> [Challenge]
Extract all of the entries and give them again, word for word.

[START OF Information given]

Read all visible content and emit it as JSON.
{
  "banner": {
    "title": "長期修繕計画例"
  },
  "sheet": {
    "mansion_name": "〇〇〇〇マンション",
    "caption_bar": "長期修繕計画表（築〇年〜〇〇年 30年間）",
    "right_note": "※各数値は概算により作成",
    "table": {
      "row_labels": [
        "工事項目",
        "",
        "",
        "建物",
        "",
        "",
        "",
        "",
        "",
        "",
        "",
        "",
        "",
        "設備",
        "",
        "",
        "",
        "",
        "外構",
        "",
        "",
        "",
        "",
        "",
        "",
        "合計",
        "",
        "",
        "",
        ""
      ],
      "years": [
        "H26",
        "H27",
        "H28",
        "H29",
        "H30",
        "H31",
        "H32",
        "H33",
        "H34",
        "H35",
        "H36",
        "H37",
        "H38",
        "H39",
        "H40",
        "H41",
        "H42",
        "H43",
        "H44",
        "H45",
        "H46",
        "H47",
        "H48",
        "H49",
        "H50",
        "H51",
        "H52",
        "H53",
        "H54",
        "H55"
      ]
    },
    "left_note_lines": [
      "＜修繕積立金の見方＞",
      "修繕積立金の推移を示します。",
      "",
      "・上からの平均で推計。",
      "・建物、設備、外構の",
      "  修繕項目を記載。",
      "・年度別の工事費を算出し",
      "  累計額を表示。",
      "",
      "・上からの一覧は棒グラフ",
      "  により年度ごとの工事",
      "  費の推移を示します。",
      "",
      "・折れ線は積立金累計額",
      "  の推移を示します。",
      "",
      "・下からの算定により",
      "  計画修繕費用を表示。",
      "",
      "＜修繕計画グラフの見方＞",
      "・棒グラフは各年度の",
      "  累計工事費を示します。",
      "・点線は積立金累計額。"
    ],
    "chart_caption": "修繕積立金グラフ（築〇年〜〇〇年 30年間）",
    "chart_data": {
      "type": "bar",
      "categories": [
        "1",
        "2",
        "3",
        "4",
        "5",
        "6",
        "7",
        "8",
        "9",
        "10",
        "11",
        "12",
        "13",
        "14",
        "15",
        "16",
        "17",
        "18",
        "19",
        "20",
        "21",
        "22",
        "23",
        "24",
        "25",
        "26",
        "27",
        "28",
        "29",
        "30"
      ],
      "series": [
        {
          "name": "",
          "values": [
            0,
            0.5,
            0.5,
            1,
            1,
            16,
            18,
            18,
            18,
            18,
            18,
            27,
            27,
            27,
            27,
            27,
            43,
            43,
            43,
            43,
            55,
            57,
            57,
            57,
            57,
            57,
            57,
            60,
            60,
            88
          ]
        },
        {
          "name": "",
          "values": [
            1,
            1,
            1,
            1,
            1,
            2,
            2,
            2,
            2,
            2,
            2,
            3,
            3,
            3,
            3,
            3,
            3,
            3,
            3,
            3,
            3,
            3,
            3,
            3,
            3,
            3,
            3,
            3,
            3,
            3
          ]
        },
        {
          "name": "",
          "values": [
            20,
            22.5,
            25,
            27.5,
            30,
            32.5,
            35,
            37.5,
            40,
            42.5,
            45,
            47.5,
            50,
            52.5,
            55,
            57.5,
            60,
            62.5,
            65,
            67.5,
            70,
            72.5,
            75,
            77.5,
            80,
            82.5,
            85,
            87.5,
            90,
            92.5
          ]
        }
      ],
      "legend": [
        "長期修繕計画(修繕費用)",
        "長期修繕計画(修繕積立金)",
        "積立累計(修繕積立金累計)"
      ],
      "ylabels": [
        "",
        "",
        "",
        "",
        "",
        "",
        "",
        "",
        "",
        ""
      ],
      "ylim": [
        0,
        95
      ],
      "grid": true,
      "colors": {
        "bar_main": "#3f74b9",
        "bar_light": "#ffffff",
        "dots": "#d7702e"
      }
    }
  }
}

[END OF Information given]

> [Output of the exercise]
Read all visible content and emit it as JSON.
{
  "banner": {
    "title": "長期修繕計画例"
  },
  "sheet": {
    "mansion_name": "〇〇〇〇マンション",
    "caption_bar": "長期修繕計画表（築〇年〜〇〇年 30年間）",
    "right_note": "※各数値は概算により作成",
    "table": {
      "row_labels": [
        "工事項目",
        "",
        "",
        "建物",
        "",
        "",
        "",
        "",
        "",
        "",
        "",
        "",
        "",
        "設備",
        "",
        "",
        "",
        "",
        "外構",
        "",
        "",
        "",
        "",
        "",
        "",
        "合計",
        "",
        "",
        "",
        ""
      ],
      "years": [
        "H26",
        "H27",
        "H28",
        "H29",
        "H30",
        "H31",
        "H32",
        "H33",
        "H34",
        "H35",
        "H36",
        "H37",
        "H38",
        "H39",
        "H40",
        "H41",
        "H42",
        "H43",
        "H44",
        "H45",
        "H46",
        "H47",
        "H48",
        "H49",
        "H50",
        "H51",
        "H52",
        "H53",
        "H54",
        "H55"
      ]
    },
    "left_note_lines": [
      "＜修繕積立金の見方＞",
      "修繕積立金の推移を示します。",
      "",
      "・上からの平均で推計。",
      "・建物、設備、外構の",
      "  修繕項目を記載。",
      "・年度別の工事費を算出し",
      "  累計額を表示。",
      "",
      "・上からの一覧は棒グラフ",
      "  により年度ごとの工事",
      "  費の推移を示します。",
      "",
      "・折れ線は積立金累計額",
      "  の推移を示します。",
      "",
      "・下からの算定により",
      "  計画修繕費用を表示。",
      "",
      "＜修繕計画グラフの見方＞",
      "・棒グラフは各年度の",
      "  累計工事費を示します。",
      "・点線は積立金累計額。"
    ],
    "chart_caption": "修繕積立金グラフ（築〇年〜〇〇年 30年間）",
    "chart_data": {
      "type": "bar",
      "categories": [
        "1",
        "2",
        "3",
        "4",
        "5",
        "6",
        "7",
        "8",
        "9",
        "10",
        "11",
        "12",
        "13",
        "14",
        "15",
        "16",
        "17",
        "18",
        "19",
        "20",
        "21",
        "22",
        "23",
        "24",
        "25",
        "26",
        "27",
        "28",
        "29",
        "30"
      ],
      "series": [
        {
          "name": "",
          "values": [
            0,
            0.5,
            0.5,
            1,
            1,
            16,
            18,
            18,
            18,
            18,
            18,
            27,
            27,
            27,
            27,
            27,
            43,
            43,
            43,
            43,
            55,
            57,
            57,
            57,
            57,
            57,
            57,
            60,
            60,
            88
          ]
        },
        {
          "name": "",
          "values": [
            1,
            1,
            1,
            1,
            1,
            2,
            2,
            2,
            2,
            2,
            2,
            3,
            3,
            3,
            3,
            3,
            3,
            3,
            3,
            3,
            3,
            3,
            3,
            3,
            3,
            3,
            3,
            3,
            3,
            3
          ]
        },
        {
          "name": "",
          "values": [
            20,
            22.5,
            25,
            27.5,
            30,
            32.5,
            35,
            37.5,
            40,
            42.5,
            45,
            47.5,
            50,
            52.5,
            55,
            57.5,
            60,
            62.5,
            65,
            67.5,
            70,
            72.5,
            75,
            77.5,
            80,
            82.5,
            85,
            87.5,
            90,
            92.5
          ]
        }
      ],
      "legend": [
        "長期修繕計画(修繕費用)",
        "長期修繕計画(修繕積立金)",
        "積立累計(修繕積立金累計)"
      ],
      "ylabels": [
        "",
        "",
        "",
        "",
        "",
        "",
        "",
        "",
        "",
        ""
      ],
      "ylim": [
        0,
        95
      ],
      "grid": true,
      "colors": {
        "bar_main": "#3f74b9",
        "bar_light": "#ffffff",
        "dots": "#d7702e"
      }
    }
  }
}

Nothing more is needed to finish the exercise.